Task description » Search the records for the word "轴向载荷" and report each line that has it.

Material to process »
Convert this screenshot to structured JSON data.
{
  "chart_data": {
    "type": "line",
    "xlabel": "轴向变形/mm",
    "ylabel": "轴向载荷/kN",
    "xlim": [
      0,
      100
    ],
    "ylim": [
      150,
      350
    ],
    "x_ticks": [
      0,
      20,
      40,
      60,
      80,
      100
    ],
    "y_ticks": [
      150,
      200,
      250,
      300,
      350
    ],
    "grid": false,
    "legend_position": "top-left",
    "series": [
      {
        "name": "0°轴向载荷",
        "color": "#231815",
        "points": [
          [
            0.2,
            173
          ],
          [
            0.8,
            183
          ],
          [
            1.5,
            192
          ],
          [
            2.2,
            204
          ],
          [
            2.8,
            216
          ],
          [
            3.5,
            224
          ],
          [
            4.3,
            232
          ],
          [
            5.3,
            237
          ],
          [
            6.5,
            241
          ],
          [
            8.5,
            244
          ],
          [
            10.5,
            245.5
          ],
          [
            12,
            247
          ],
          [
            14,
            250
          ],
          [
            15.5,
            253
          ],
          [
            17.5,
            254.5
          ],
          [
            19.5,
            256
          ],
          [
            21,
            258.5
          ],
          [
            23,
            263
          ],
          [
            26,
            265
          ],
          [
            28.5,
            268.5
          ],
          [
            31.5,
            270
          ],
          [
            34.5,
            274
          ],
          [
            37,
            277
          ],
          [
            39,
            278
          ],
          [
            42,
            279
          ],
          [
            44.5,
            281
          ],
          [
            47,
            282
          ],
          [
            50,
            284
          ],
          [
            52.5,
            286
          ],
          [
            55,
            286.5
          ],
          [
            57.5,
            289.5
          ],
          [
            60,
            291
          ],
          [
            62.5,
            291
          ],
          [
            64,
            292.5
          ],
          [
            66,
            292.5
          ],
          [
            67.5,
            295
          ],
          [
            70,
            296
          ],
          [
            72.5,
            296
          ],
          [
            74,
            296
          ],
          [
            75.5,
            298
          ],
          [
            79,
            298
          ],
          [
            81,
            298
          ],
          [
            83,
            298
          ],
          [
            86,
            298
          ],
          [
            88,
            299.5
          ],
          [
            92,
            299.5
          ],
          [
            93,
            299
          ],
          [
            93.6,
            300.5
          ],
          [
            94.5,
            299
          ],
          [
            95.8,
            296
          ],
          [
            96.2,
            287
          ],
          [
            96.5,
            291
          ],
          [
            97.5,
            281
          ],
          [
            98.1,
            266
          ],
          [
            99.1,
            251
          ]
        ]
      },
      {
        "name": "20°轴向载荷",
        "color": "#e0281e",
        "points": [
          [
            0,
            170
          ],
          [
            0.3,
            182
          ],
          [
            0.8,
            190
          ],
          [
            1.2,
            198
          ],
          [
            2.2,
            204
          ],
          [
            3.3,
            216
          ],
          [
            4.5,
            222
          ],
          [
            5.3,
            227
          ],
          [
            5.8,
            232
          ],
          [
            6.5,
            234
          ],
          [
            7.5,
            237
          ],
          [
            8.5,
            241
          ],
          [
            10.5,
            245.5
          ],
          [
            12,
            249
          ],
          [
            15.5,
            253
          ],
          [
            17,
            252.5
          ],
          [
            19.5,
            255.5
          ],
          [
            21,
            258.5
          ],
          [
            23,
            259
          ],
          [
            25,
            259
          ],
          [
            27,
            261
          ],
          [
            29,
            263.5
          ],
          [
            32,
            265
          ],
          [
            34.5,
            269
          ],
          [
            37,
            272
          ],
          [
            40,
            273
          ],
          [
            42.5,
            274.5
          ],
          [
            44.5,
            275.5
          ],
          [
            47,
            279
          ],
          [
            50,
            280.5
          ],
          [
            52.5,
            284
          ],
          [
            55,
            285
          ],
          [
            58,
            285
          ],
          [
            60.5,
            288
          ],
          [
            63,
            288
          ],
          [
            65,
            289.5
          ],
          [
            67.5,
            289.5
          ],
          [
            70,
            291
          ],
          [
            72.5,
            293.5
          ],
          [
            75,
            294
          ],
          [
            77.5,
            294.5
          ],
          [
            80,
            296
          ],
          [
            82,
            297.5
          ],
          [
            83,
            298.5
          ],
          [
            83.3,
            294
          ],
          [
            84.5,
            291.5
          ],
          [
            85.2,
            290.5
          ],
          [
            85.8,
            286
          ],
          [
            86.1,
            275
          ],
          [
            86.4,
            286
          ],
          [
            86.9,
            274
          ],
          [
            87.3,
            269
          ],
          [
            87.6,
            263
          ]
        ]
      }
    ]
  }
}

Written reply »
    "ylabel": "轴向载荷/kN",
        "name": "0°轴向载荷",
        "name": "20°轴向载荷",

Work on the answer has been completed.